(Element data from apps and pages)
--------------------------------------------------

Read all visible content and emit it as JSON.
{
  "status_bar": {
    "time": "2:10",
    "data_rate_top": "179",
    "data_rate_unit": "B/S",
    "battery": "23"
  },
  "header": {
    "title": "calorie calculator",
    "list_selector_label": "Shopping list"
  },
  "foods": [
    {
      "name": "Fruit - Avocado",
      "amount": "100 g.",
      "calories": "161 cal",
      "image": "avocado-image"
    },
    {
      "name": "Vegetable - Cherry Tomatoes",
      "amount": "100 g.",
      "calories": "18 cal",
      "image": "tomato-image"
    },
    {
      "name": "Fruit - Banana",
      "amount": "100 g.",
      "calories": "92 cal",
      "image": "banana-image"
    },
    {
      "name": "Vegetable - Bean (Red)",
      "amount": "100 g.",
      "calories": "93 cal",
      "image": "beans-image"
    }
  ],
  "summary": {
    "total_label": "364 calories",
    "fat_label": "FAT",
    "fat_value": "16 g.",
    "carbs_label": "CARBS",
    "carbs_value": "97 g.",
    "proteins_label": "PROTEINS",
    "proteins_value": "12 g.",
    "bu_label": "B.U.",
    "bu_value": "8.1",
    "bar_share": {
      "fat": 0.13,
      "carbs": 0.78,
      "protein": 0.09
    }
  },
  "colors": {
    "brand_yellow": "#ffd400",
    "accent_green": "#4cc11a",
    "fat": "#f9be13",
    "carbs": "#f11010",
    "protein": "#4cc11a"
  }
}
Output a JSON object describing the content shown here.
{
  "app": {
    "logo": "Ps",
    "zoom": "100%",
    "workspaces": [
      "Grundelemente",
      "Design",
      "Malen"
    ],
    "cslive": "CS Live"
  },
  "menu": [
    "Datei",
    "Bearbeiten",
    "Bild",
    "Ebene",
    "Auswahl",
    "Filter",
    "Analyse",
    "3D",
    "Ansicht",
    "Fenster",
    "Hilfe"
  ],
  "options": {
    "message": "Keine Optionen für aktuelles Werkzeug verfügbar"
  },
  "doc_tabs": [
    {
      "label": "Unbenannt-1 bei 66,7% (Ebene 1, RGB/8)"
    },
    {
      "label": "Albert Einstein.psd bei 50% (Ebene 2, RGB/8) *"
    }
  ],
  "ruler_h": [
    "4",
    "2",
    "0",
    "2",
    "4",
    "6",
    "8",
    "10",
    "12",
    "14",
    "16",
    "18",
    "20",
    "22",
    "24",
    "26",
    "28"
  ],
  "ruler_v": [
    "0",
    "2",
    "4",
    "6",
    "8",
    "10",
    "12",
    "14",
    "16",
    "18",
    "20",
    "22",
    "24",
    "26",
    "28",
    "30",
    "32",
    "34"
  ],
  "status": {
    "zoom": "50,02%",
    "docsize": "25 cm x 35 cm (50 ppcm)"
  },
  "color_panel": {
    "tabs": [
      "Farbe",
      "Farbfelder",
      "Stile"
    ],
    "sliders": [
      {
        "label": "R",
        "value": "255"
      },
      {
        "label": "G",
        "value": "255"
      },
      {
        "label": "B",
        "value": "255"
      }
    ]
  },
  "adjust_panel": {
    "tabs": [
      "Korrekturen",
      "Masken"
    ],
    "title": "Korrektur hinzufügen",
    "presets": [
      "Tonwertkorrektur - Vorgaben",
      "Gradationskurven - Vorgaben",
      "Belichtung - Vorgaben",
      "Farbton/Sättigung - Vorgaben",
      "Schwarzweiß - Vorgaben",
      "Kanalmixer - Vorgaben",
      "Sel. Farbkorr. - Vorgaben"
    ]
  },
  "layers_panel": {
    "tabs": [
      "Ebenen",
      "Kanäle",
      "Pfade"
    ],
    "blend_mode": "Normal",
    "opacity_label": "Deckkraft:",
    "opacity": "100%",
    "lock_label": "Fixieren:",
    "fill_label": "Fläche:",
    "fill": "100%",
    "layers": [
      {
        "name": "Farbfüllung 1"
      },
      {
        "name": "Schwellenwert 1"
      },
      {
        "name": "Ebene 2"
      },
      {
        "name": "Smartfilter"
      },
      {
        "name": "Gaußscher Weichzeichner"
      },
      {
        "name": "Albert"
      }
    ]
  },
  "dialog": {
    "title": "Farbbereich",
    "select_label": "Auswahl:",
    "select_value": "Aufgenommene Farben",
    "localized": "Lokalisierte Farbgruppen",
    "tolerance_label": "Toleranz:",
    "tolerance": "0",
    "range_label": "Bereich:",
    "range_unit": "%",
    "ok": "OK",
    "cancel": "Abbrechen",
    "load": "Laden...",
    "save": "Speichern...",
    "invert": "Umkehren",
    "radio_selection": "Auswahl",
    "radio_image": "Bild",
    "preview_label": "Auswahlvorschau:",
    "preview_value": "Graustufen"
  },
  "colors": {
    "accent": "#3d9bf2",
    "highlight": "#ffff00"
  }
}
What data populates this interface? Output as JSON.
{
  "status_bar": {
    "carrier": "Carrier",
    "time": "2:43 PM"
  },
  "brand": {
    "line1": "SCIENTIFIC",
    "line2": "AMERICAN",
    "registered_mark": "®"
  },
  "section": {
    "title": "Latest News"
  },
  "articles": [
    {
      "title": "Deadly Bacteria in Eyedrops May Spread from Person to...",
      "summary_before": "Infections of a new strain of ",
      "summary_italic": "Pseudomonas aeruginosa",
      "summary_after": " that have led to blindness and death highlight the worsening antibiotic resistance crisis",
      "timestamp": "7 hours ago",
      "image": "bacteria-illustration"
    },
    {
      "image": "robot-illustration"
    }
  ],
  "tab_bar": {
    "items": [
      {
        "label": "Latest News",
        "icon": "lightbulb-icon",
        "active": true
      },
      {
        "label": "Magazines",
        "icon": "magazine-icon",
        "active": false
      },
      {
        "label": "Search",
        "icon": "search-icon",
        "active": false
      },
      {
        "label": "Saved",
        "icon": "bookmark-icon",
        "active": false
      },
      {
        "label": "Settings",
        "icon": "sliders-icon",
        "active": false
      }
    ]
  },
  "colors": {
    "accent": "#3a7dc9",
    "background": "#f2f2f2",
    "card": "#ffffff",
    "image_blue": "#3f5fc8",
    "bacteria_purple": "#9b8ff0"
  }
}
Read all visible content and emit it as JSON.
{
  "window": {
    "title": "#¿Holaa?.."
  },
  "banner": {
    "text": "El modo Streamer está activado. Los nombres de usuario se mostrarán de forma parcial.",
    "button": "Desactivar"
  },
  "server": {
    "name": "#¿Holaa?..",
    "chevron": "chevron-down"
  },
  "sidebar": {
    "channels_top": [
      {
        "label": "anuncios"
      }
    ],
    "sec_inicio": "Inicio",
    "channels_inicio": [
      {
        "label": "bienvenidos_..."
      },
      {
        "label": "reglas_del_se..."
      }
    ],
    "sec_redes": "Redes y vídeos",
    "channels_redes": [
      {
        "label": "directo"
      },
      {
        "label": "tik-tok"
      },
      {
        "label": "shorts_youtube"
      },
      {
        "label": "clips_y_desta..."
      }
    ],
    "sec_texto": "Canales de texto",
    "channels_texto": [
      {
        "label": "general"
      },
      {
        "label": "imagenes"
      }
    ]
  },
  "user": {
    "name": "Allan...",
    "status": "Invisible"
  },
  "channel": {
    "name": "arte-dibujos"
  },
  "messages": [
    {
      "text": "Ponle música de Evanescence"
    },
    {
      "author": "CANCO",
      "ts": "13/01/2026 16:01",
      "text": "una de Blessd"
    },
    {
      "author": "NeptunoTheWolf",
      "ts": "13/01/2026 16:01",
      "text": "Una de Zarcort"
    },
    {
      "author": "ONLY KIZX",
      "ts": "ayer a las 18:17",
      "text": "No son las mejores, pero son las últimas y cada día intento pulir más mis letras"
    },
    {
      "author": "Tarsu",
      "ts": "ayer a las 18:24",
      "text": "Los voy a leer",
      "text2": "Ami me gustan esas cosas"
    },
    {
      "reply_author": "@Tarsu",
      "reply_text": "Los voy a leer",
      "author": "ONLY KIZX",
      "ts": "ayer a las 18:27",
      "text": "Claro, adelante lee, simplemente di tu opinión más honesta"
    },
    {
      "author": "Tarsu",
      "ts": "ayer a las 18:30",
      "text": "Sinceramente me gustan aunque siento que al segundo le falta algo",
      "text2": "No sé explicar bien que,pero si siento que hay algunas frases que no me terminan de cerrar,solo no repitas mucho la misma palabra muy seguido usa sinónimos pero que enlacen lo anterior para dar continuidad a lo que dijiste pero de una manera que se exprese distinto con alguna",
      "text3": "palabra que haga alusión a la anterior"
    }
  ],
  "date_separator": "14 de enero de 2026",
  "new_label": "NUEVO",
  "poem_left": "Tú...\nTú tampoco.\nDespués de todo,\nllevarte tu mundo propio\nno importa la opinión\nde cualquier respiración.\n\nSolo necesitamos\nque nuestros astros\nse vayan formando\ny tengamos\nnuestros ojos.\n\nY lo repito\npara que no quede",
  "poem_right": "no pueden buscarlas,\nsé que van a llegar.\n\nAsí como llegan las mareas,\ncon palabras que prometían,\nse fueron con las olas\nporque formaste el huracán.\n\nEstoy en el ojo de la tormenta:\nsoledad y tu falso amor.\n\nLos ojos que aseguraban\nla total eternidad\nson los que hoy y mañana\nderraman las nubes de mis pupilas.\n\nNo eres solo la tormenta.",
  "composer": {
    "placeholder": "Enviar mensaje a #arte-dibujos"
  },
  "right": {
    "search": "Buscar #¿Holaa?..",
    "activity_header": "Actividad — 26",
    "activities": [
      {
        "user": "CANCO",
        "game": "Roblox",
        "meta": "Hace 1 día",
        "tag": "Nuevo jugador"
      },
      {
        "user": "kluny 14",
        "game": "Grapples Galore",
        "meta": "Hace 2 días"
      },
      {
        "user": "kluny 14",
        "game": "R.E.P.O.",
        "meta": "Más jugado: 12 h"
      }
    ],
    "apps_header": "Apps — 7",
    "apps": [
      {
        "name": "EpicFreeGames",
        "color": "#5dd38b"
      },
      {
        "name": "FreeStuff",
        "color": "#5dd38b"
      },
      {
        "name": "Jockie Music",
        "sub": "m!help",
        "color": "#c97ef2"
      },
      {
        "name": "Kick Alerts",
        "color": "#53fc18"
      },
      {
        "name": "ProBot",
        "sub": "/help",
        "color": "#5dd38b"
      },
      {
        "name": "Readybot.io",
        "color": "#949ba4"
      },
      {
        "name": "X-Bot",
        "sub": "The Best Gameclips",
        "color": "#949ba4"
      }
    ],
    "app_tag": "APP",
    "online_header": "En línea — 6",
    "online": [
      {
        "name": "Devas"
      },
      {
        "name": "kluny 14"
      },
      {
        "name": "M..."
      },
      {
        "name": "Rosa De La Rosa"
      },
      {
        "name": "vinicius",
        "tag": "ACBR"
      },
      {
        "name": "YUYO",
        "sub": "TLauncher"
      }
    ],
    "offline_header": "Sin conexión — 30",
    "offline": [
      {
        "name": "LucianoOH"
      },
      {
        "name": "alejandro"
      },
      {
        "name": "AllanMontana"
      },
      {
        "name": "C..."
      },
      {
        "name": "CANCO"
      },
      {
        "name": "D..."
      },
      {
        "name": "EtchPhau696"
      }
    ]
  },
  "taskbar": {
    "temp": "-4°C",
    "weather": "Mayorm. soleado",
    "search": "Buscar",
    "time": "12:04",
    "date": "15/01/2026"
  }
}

--------------------------------------------------

From the entries above, copy out every line where the string "opinión" appears.

      "text": "Claro, adelante lee, simplemente di tu opinión más honesta"
  "poem_left": "Tú...\nTú tampoco.\nDespués de todo,\nllevarte tu mundo propio\nno importa la opinión\nde cualquier respiración.\n\nSolo necesitamos\nque nuestros astros\nse vayan formando\ny tengamos\nnuestros ojos.\n\nY lo repito\npara que no quede",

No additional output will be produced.